Directive ▸
Produce an exact copy of all the records.

▼

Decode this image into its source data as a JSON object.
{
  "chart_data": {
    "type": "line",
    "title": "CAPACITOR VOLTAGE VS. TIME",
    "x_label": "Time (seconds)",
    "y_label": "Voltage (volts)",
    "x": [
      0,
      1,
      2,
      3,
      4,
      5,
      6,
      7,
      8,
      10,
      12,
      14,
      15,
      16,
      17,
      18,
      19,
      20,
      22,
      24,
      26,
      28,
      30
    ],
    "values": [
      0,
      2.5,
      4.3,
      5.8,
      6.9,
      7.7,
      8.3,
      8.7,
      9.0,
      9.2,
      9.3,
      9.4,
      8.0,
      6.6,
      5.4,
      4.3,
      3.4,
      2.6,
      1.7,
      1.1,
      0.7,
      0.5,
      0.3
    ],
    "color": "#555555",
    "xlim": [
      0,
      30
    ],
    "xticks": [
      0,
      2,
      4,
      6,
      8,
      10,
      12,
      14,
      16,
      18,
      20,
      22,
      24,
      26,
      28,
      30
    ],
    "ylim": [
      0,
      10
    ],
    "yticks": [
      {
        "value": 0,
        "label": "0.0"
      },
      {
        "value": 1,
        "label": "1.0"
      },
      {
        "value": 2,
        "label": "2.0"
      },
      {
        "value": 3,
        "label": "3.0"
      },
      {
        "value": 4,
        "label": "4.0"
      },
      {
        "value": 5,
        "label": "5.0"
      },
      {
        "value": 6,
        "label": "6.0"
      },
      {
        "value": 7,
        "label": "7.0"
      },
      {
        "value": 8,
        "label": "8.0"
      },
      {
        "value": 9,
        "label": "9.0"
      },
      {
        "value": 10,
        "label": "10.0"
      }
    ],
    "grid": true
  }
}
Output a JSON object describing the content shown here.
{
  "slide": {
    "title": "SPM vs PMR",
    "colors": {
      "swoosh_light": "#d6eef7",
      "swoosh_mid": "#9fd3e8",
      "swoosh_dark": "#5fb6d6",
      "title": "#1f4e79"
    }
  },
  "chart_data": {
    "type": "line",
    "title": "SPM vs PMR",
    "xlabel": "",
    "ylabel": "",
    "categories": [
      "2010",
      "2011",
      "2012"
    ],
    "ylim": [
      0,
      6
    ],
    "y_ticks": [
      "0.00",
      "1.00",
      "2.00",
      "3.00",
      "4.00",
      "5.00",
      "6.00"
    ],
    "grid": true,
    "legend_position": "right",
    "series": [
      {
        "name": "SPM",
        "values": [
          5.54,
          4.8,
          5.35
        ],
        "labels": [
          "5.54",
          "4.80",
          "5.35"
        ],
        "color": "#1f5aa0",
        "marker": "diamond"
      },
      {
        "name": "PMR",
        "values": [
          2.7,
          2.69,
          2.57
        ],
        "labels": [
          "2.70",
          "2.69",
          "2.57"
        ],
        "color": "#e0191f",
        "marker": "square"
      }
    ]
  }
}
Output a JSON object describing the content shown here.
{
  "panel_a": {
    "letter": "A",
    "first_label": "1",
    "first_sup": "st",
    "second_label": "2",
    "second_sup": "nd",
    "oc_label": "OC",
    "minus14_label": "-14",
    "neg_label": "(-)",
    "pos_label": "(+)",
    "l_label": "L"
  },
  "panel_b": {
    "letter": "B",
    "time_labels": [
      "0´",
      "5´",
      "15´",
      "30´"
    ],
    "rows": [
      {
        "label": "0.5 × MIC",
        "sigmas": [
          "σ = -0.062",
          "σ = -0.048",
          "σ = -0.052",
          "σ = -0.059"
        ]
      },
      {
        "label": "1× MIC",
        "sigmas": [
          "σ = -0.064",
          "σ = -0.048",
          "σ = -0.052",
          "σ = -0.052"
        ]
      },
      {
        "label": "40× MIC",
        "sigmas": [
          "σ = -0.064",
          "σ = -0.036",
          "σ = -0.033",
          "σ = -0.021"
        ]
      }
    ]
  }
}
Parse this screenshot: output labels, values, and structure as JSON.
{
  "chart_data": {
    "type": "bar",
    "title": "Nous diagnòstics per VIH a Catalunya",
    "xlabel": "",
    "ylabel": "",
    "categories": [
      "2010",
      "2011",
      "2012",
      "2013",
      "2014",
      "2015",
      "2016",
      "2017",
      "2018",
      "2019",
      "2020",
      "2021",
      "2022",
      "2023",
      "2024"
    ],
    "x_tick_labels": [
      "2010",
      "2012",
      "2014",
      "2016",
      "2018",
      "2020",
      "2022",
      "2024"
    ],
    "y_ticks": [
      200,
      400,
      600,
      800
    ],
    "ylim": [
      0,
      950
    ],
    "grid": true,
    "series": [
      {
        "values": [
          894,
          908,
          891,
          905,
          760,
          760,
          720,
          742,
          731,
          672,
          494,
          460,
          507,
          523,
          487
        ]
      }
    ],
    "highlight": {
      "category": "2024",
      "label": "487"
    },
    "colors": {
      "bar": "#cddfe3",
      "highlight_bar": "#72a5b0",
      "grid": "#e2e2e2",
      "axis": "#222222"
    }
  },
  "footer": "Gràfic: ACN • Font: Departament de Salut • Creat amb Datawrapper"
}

▲

Output of the task ▸
Decode this image into its source data as a JSON object.
{
  "chart_data": {
    "type": "line",
    "title": "CAPACITOR VOLTAGE VS. TIME",
    "x_label": "Time (seconds)",
    "y_label": "Voltage (volts)",
    "x": [
      0,
      1,
      2,
      3,
      4,
      5,
      6,
      7,
      8,
      10,
      12,
      14,
      15,
      16,
      17,
      18,
      19,
      20,
      22,
      24,
      26,
      28,
      30
    ],
    "values": [
      0,
      2.5,
      4.3,
      5.8,
      6.9,
      7.7,
      8.3,
      8.7,
      9.0,
      9.2,
      9.3,
      9.4,
      8.0,
      6.6,
      5.4,
      4.3,
      3.4,
      2.6,
      1.7,
      1.1,
      0.7,
      0.5,
      0.3
    ],
    "color": "#555555",
    "xlim": [
      0,
      30
    ],
    "xticks": [
      0,
      2,
      4,
      6,
      8,
      10,
      12,
      14,
      16,
      18,
      20,
      22,
      24,
      26,
      28,
      30
    ],
    "ylim": [
      0,
      10
    ],
    "yticks": [
      {
        "value": 0,
        "label": "0.0"
      },
      {
        "value": 1,
        "label": "1.0"
      },
      {
        "value": 2,
        "label": "2.0"
      },
      {
        "value": 3,
        "label": "3.0"
      },
      {
        "value": 4,
        "label": "4.0"
      },
      {
        "value": 5,
        "label": "5.0"
      },
      {
        "value": 6,
        "label": "6.0"
      },
      {
        "value": 7,
        "label": "7.0"
      },
      {
        "value": 8,
        "label": "8.0"
      },
      {
        "value": 9,
        "label": "9.0"
      },
      {
        "value": 10,
        "label": "10.0"
      }
    ],
    "grid": true
  }
}
Output a JSON object describing the content shown here.
{
  "slide": {
    "title": "SPM vs PMR",
    "colors": {
      "swoosh_light": "#d6eef7",
      "swoosh_mid": "#9fd3e8",
      "swoosh_dark": "#5fb6d6",
      "title": "#1f4e79"
    }
  },
  "chart_data": {
    "type": "line",
    "title": "SPM vs PMR",
    "xlabel": "",
    "ylabel": "",
    "categories": [
      "2010",
      "2011",
      "2012"
    ],
    "ylim": [
      0,
      6
    ],
    "y_ticks": [
      "0.00",
      "1.00",
      "2.00",
      "3.00",
      "4.00",
      "5.00",
      "6.00"
    ],
    "grid": true,
    "legend_position": "right",
    "series": [
      {
        "name": "SPM",
        "values": [
          5.54,
          4.8,
          5.35
        ],
        "labels": [
          "5.54",
          "4.80",
          "5.35"
        ],
        "color": "#1f5aa0",
        "marker": "diamond"
      },
      {
        "name": "PMR",
        "values": [
          2.7,
          2.69,
          2.57
        ],
        "labels": [
          "2.70",
          "2.69",
          "2.57"
        ],
        "color": "#e0191f",
        "marker": "square"
      }
    ]
  }
}
Output a JSON object describing the content shown here.
{
  "panel_a": {
    "letter": "A",
    "first_label": "1",
    "first_sup": "st",
    "second_label": "2",
    "second_sup": "nd",
    "oc_label": "OC",
    "minus14_label": "-14",
    "neg_label": "(-)",
    "pos_label": "(+)",
    "l_label": "L"
  },
  "panel_b": {
    "letter": "B",
    "time_labels": [
      "0´",
      "5´",
      "15´",
      "30´"
    ],
    "rows": [
      {
        "label": "0.5 × MIC",
        "sigmas": [
          "σ = -0.062",
          "σ = -0.048",
          "σ = -0.052",
          "σ = -0.059"
        ]
      },
      {
        "label": "1× MIC",
        "sigmas": [
          "σ = -0.064",
          "σ = -0.048",
          "σ = -0.052",
          "σ = -0.052"
        ]
      },
      {
        "label": "40× MIC",
        "sigmas": [
          "σ = -0.064",
          "σ = -0.036",
          "σ = -0.033",
          "σ = -0.021"
        ]
      }
    ]
  }
}
Parse this screenshot: output labels, values, and structure as JSON.
{
  "chart_data": {
    "type": "bar",
    "title": "Nous diagnòstics per VIH a Catalunya",
    "xlabel": "",
    "ylabel": "",
    "categories": [
      "2010",
      "2011",
      "2012",
      "2013",
      "2014",
      "2015",
      "2016",
      "2017",
      "2018",
      "2019",
      "2020",
      "2021",
      "2022",
      "2023",
      "2024"
    ],
    "x_tick_labels": [
      "2010",
      "2012",
      "2014",
      "2016",
      "2018",
      "2020",
      "2022",
      "2024"
    ],
    "y_ticks": [
      200,
      400,
      600,
      800
    ],
    "ylim": [
      0,
      950
    ],
    "grid": true,
    "series": [
      {
        "values": [
          894,
          908,
          891,
          905,
          760,
          760,
          720,
          742,
          731,
          672,
          494,
          460,
          507,
          523,
          487
        ]
      }
    ],
    "highlight": {
      "category": "2024",
      "label": "487"
    },
    "colors": {
      "bar": "#cddfe3",
      "highlight_bar": "#72a5b0",
      "grid": "#e2e2e2",
      "axis": "#222222"
    }
  },
  "footer": "Gràfic: ACN • Font: Departament de Salut • Creat amb Datawrapper"
}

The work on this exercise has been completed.